PROBLEM TO WORK ON — Tell how many lines have the string "name" in them, and write nothing besides the number.

MATERIAL —
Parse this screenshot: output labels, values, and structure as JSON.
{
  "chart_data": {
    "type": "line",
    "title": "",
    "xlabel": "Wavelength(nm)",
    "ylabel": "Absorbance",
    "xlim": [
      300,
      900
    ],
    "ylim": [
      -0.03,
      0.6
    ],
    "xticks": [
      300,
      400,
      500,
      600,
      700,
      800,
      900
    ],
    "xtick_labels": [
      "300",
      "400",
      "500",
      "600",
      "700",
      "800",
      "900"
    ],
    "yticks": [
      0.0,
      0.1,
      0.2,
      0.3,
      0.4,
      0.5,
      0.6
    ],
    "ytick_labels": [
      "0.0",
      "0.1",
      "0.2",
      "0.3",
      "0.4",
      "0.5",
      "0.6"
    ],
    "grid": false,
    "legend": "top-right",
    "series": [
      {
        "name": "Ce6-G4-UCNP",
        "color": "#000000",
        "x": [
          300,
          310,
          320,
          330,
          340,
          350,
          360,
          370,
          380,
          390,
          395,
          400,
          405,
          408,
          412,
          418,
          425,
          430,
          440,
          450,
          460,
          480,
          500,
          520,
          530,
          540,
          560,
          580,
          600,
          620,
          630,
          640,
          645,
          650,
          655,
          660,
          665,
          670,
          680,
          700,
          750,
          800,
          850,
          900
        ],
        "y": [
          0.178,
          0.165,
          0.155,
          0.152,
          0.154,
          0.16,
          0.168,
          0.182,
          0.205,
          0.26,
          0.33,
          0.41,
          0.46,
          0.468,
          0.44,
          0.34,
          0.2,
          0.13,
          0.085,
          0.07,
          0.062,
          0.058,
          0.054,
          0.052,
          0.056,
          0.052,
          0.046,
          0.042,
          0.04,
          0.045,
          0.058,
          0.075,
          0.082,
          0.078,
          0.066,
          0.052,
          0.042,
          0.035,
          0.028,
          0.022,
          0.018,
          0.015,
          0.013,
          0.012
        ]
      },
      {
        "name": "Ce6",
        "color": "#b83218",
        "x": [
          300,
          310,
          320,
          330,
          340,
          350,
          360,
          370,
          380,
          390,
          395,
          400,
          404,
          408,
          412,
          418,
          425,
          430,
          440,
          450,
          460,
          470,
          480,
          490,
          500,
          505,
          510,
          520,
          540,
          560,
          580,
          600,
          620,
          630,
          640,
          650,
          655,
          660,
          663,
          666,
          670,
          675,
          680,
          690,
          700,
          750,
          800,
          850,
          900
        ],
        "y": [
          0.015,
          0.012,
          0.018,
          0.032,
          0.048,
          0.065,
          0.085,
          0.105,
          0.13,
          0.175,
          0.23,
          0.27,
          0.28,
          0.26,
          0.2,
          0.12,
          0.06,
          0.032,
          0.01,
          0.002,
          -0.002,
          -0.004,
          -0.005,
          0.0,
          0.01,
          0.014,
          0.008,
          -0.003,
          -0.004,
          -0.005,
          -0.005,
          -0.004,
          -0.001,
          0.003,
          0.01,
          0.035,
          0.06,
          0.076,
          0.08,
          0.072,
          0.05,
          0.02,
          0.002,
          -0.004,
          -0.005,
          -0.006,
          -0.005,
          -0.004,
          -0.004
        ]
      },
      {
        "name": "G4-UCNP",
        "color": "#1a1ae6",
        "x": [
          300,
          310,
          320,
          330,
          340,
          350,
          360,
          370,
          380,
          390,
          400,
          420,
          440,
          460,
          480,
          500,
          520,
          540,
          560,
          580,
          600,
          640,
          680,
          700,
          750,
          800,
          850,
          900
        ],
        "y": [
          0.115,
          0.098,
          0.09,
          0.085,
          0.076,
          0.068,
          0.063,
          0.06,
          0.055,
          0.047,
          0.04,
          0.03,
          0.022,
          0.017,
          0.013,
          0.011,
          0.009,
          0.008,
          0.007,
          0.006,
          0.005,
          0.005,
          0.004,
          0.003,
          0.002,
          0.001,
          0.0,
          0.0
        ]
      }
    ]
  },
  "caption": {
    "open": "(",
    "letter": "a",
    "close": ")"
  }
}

WRITTEN ANSWER — 3